▸ **What is required**
Gather up every line that includes the string "Energy".

(Records excerpted from a collection)
----------------

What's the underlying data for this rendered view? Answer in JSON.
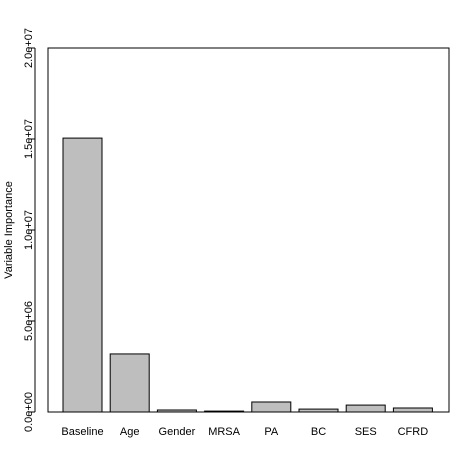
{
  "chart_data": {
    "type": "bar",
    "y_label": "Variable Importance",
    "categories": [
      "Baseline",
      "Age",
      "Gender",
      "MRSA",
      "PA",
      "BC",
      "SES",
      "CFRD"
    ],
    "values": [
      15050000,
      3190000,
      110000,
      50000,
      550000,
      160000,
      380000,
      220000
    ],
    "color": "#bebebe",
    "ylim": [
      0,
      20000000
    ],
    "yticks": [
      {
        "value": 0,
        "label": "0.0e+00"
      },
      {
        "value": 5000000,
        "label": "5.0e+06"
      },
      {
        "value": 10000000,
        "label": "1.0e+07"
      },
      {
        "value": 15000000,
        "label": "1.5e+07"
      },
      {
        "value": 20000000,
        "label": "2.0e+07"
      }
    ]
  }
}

----------------

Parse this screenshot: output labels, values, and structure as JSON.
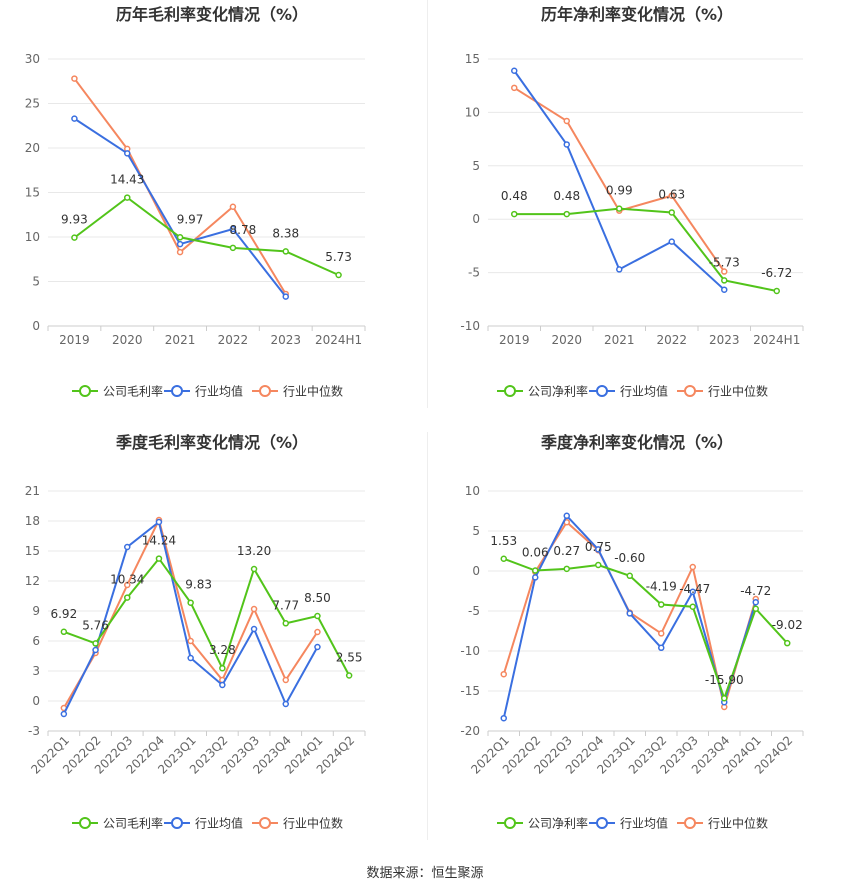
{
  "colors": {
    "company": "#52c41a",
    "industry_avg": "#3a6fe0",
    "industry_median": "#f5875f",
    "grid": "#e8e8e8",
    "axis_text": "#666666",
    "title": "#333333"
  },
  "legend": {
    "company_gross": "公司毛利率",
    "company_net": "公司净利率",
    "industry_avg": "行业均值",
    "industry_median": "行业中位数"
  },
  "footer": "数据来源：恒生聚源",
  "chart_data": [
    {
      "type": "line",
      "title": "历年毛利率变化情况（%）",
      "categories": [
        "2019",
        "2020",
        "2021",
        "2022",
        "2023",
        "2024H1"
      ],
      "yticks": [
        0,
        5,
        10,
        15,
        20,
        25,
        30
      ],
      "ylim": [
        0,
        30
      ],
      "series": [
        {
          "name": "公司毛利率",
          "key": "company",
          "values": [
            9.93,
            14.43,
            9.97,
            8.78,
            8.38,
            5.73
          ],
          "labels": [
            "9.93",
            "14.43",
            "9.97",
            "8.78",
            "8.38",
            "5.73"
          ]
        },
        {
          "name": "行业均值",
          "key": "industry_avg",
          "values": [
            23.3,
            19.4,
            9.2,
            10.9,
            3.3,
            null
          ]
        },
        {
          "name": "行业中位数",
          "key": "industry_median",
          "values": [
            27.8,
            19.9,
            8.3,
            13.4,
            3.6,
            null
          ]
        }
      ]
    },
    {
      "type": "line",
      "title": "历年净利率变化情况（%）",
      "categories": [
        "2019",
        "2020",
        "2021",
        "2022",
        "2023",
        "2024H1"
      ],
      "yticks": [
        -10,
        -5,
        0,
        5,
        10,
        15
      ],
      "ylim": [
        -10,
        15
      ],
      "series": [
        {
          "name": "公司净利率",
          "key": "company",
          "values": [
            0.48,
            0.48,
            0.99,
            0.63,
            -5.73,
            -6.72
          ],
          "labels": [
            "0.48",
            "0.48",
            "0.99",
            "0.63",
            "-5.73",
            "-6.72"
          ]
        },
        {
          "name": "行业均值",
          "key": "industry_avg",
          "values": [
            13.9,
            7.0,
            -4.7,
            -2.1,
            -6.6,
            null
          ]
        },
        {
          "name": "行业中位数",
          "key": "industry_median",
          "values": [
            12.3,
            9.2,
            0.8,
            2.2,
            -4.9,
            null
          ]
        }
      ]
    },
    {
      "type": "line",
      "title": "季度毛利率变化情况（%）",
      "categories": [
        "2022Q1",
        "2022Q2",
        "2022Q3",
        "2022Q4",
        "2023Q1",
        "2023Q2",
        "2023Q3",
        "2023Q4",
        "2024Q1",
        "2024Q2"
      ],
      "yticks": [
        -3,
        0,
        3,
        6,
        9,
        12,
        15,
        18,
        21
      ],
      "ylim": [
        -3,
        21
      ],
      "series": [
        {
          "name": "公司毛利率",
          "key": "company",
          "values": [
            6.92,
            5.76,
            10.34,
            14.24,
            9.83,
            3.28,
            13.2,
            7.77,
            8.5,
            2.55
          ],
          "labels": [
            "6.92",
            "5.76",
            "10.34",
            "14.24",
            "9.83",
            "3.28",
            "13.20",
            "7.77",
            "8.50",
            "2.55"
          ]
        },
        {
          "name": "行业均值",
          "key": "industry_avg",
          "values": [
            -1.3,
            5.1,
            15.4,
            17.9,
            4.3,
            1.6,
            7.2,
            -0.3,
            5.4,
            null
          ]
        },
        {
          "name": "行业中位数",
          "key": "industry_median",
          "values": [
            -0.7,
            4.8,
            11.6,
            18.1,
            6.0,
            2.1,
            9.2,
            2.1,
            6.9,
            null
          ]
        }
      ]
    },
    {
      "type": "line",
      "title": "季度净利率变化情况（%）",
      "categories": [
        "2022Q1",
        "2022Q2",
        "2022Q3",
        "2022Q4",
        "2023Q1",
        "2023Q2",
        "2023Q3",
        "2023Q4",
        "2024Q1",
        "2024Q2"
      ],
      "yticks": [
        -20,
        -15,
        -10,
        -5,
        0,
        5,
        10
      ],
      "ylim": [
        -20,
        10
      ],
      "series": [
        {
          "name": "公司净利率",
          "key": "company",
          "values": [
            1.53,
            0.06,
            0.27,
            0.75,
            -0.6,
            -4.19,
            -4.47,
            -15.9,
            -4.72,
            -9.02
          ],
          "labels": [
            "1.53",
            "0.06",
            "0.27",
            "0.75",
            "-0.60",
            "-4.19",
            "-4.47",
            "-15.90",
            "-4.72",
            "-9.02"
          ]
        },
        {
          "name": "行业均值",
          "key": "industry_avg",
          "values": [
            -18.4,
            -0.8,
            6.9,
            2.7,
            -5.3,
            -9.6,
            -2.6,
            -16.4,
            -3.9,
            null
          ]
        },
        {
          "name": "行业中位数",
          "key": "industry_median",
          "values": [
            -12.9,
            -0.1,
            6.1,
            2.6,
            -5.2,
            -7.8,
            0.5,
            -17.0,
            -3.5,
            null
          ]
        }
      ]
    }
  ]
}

----------------

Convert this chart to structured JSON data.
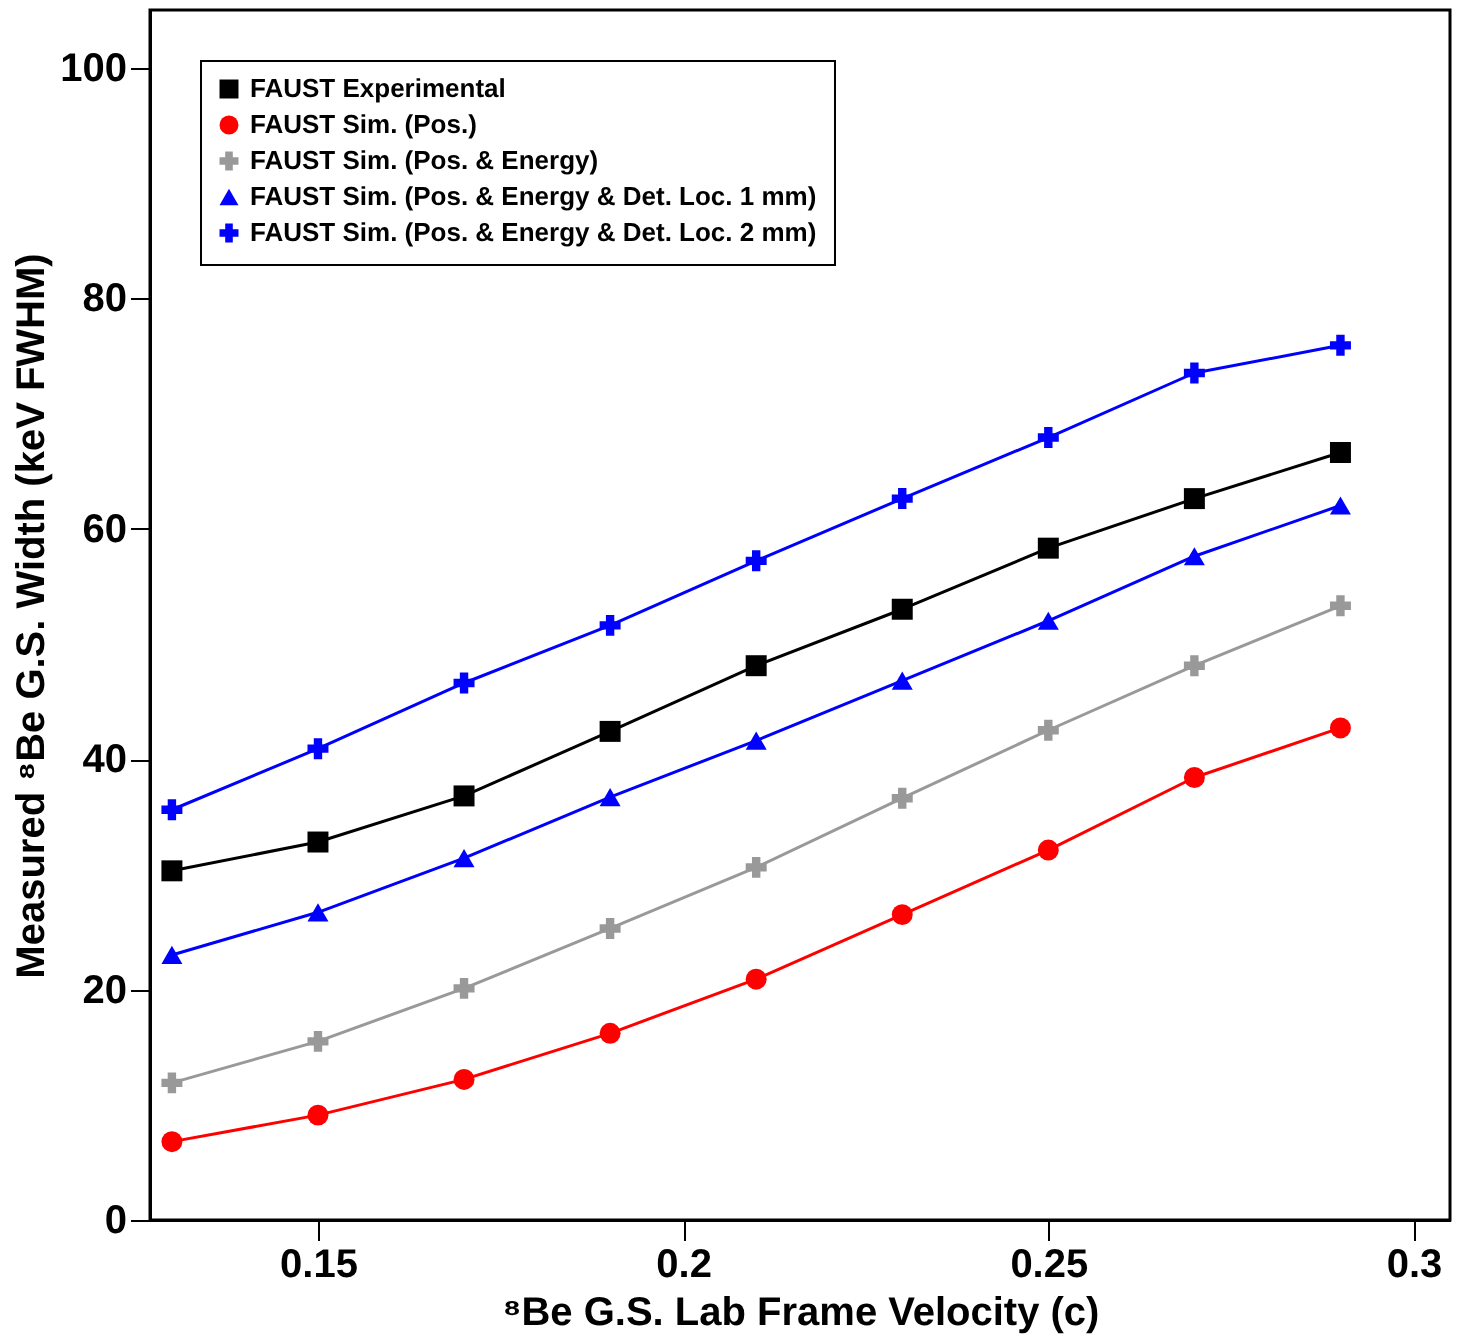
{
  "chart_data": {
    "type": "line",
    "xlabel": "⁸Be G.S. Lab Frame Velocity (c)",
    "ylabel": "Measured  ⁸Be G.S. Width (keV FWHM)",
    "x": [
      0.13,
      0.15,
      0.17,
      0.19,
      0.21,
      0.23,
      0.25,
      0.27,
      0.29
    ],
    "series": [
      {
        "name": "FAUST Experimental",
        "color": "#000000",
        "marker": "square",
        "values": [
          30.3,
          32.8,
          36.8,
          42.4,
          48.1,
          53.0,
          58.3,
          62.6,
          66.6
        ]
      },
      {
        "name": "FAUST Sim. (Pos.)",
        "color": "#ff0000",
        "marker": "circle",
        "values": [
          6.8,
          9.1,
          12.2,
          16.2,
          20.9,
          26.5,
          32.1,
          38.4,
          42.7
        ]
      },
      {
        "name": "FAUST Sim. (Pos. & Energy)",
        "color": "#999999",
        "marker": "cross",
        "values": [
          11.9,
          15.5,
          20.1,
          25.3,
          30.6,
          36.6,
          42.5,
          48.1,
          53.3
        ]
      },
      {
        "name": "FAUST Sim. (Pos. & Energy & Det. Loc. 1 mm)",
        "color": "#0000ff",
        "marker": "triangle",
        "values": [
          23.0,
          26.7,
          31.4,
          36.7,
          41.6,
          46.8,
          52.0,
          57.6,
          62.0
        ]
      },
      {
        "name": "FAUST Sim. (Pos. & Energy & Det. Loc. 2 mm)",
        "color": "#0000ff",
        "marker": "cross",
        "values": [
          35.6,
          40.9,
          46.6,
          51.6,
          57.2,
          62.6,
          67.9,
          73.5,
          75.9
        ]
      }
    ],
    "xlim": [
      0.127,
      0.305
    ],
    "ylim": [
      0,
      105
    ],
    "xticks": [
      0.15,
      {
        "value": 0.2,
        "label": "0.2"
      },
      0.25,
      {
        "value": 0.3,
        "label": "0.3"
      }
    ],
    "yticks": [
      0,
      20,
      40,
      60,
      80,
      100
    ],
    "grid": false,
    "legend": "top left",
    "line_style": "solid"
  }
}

----------------

▸ **Response**
        "name": "FAUST Sim. (Pos. & Energy)",
        "name": "FAUST Sim. (Pos. & Energy & Det. Loc. 1 mm)",
        "name": "FAUST Sim. (Pos. & Energy & Det. Loc. 2 mm)",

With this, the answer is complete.